_Task objective_
Gather every line of the entries that includes the word "JSON".

——————

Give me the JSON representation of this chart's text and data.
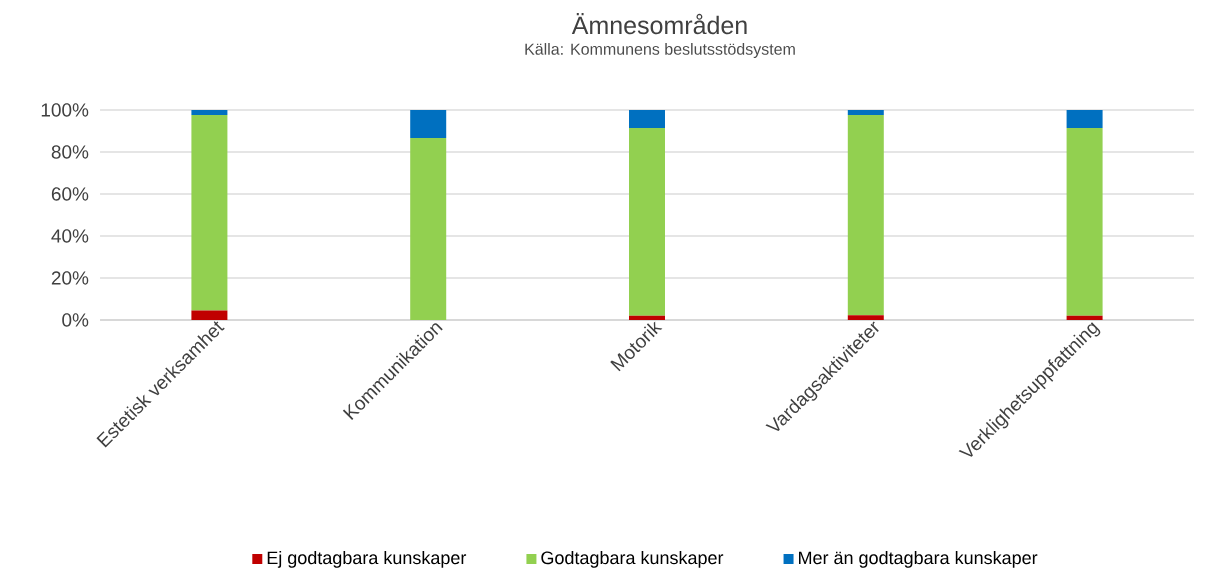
{
  "chart_data": {
    "type": "bar",
    "stacked": true,
    "title": "Ämnesområden",
    "subtitle": "Källa: Kommunens beslutsstödsystem",
    "categories": [
      "Estetisk verksamhet",
      "Kommunikation",
      "Motorik",
      "Vardagsaktiviteter",
      "Verklighetsuppfattning"
    ],
    "series": [
      {
        "name": "Ej godtagbara kunskaper",
        "color": "#c00000",
        "values": [
          4.5,
          0,
          2,
          2.2,
          2
        ]
      },
      {
        "name": "Godtagbara kunskaper",
        "color": "#92d050",
        "values": [
          93.1,
          86.7,
          89.4,
          95.4,
          89.4
        ]
      },
      {
        "name": "Mer än godtagbara kunskaper",
        "color": "#0070c0",
        "values": [
          2.4,
          13.3,
          8.6,
          2.4,
          8.6
        ]
      }
    ],
    "ylim": [
      0,
      100
    ],
    "yticks": [
      {
        "value": 0,
        "label": "0%"
      },
      {
        "value": 20,
        "label": "20%"
      },
      {
        "value": 40,
        "label": "40%"
      },
      {
        "value": 60,
        "label": "60%"
      },
      {
        "value": 80,
        "label": "80%"
      },
      {
        "value": 100,
        "label": "100%"
      }
    ],
    "grid": "y",
    "legend": "bottom"
  }
}
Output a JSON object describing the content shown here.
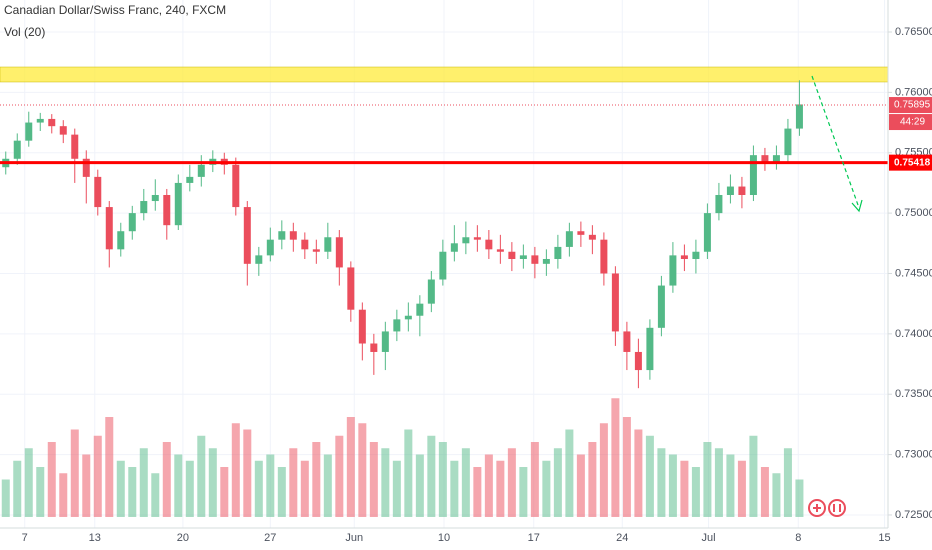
{
  "chart_data": {
    "type": "candlestick",
    "title": "Canadian Dollar/Swiss Franc, 240, FXCM",
    "volume_label": "Vol (20)",
    "up_color": "#53b987",
    "down_color": "#eb4d5c",
    "open": [
      0.7538,
      0.7545,
      0.756,
      0.7575,
      0.7578,
      0.7572,
      0.7565,
      0.7545,
      0.753,
      0.7505,
      0.747,
      0.7485,
      0.75,
      0.751,
      0.7515,
      0.749,
      0.7525,
      0.753,
      0.754,
      0.7545,
      0.754,
      0.7505,
      0.7458,
      0.7465,
      0.7478,
      0.7485,
      0.7478,
      0.747,
      0.7468,
      0.748,
      0.7455,
      0.742,
      0.7392,
      0.7385,
      0.7402,
      0.7412,
      0.7415,
      0.7425,
      0.7445,
      0.7468,
      0.7475,
      0.748,
      0.7478,
      0.747,
      0.7468,
      0.7462,
      0.7465,
      0.7458,
      0.7462,
      0.7472,
      0.7485,
      0.7482,
      0.7478,
      0.745,
      0.7402,
      0.7385,
      0.737,
      0.7405,
      0.744,
      0.7465,
      0.7462,
      0.7468,
      0.75,
      0.7515,
      0.7522,
      0.7515,
      0.7548,
      0.7542,
      0.7548,
      0.757
    ],
    "high": [
      0.7551,
      0.7566,
      0.7584,
      0.7583,
      0.7582,
      0.7577,
      0.757,
      0.7552,
      0.7536,
      0.751,
      0.7492,
      0.7506,
      0.752,
      0.7528,
      0.752,
      0.7532,
      0.754,
      0.7548,
      0.7552,
      0.755,
      0.7546,
      0.751,
      0.7472,
      0.7488,
      0.7494,
      0.7492,
      0.7484,
      0.7478,
      0.7492,
      0.7486,
      0.746,
      0.7426,
      0.74,
      0.741,
      0.742,
      0.7426,
      0.7432,
      0.7452,
      0.7478,
      0.749,
      0.7493,
      0.749,
      0.7486,
      0.7482,
      0.7476,
      0.7474,
      0.7472,
      0.747,
      0.7482,
      0.7492,
      0.7493,
      0.749,
      0.7484,
      0.7456,
      0.741,
      0.7396,
      0.7412,
      0.7448,
      0.7476,
      0.7474,
      0.7478,
      0.7508,
      0.7525,
      0.7532,
      0.753,
      0.7556,
      0.7554,
      0.7556,
      0.7578,
      0.761
    ],
    "low": [
      0.7532,
      0.754,
      0.7555,
      0.7568,
      0.7566,
      0.7558,
      0.7525,
      0.7508,
      0.7498,
      0.7455,
      0.7464,
      0.7478,
      0.7494,
      0.7502,
      0.7478,
      0.7486,
      0.7518,
      0.7522,
      0.7534,
      0.7532,
      0.7498,
      0.744,
      0.7448,
      0.746,
      0.747,
      0.7468,
      0.7462,
      0.7458,
      0.7462,
      0.744,
      0.741,
      0.7378,
      0.7366,
      0.737,
      0.7394,
      0.7402,
      0.7398,
      0.7418,
      0.744,
      0.746,
      0.7466,
      0.7468,
      0.7462,
      0.7458,
      0.7452,
      0.7454,
      0.7446,
      0.7448,
      0.7454,
      0.7464,
      0.7472,
      0.7466,
      0.744,
      0.739,
      0.737,
      0.7355,
      0.7362,
      0.7398,
      0.7434,
      0.7452,
      0.745,
      0.7462,
      0.7494,
      0.7508,
      0.7504,
      0.751,
      0.7535,
      0.7536,
      0.7542,
      0.7564
    ],
    "close": [
      0.7545,
      0.756,
      0.7575,
      0.7578,
      0.7572,
      0.7565,
      0.7545,
      0.753,
      0.7505,
      0.747,
      0.7485,
      0.75,
      0.751,
      0.7515,
      0.749,
      0.7525,
      0.753,
      0.754,
      0.7545,
      0.754,
      0.7505,
      0.7458,
      0.7465,
      0.7478,
      0.7485,
      0.7478,
      0.747,
      0.7468,
      0.748,
      0.7455,
      0.742,
      0.7392,
      0.7385,
      0.7402,
      0.7412,
      0.7415,
      0.7425,
      0.7445,
      0.7468,
      0.7475,
      0.748,
      0.7478,
      0.747,
      0.7468,
      0.7462,
      0.7465,
      0.7458,
      0.7462,
      0.7472,
      0.7485,
      0.7482,
      0.7478,
      0.745,
      0.7402,
      0.7385,
      0.737,
      0.7405,
      0.744,
      0.7465,
      0.7462,
      0.7468,
      0.75,
      0.7515,
      0.7522,
      0.7515,
      0.7548,
      0.7542,
      0.7548,
      0.757,
      0.759
    ],
    "volume": [
      30,
      45,
      55,
      40,
      60,
      35,
      70,
      50,
      65,
      80,
      45,
      40,
      55,
      35,
      60,
      50,
      45,
      65,
      55,
      40,
      75,
      70,
      45,
      50,
      40,
      55,
      45,
      60,
      50,
      65,
      80,
      75,
      60,
      55,
      45,
      70,
      50,
      65,
      60,
      45,
      55,
      40,
      50,
      45,
      55,
      40,
      60,
      45,
      55,
      70,
      50,
      60,
      75,
      95,
      80,
      70,
      65,
      55,
      50,
      45,
      40,
      60,
      55,
      50,
      45,
      65,
      40,
      35,
      55,
      30
    ],
    "volume_lim": [
      0,
      100
    ],
    "xlim": [
      -0.5,
      76.7
    ],
    "xticks": [
      {
        "value": 1.65,
        "label": "7"
      },
      {
        "value": 7.74,
        "label": "13"
      },
      {
        "value": 15.4,
        "label": "20"
      },
      {
        "value": 23.0,
        "label": "27"
      },
      {
        "value": 30.3,
        "label": "Jun"
      },
      {
        "value": 38.1,
        "label": "10"
      },
      {
        "value": 45.9,
        "label": "17"
      },
      {
        "value": 53.6,
        "label": "24"
      },
      {
        "value": 61.1,
        "label": "Jul"
      },
      {
        "value": 68.9,
        "label": "8"
      },
      {
        "value": 76.4,
        "label": "15"
      }
    ],
    "ylim": [
      0.72392,
      0.76765
    ],
    "yticks": [
      {
        "value": 0.725,
        "label": "0.72500"
      },
      {
        "value": 0.73,
        "label": "0.73000"
      },
      {
        "value": 0.735,
        "label": "0.73500"
      },
      {
        "value": 0.74,
        "label": "0.74000"
      },
      {
        "value": 0.745,
        "label": "0.74500"
      },
      {
        "value": 0.75,
        "label": "0.75000"
      },
      {
        "value": 0.755,
        "label": "0.75500"
      },
      {
        "value": 0.76,
        "label": "0.76000"
      },
      {
        "value": 0.765,
        "label": "0.76500"
      }
    ],
    "grid": true,
    "zone": {
      "from": 0.76086,
      "to": 0.7621,
      "color": "#ffeb3b"
    },
    "level_line": {
      "value": 0.75418,
      "label": "0.75418",
      "color": "#ff0000"
    },
    "price_line": {
      "value": 0.75895,
      "label": "0.75895",
      "countdown": "44:29",
      "color": "#eb4d5c"
    }
  }
}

——————

_Expected output_
Give me the JSON representation of this chart's text and data.
Output a JSON object describing the content shown here.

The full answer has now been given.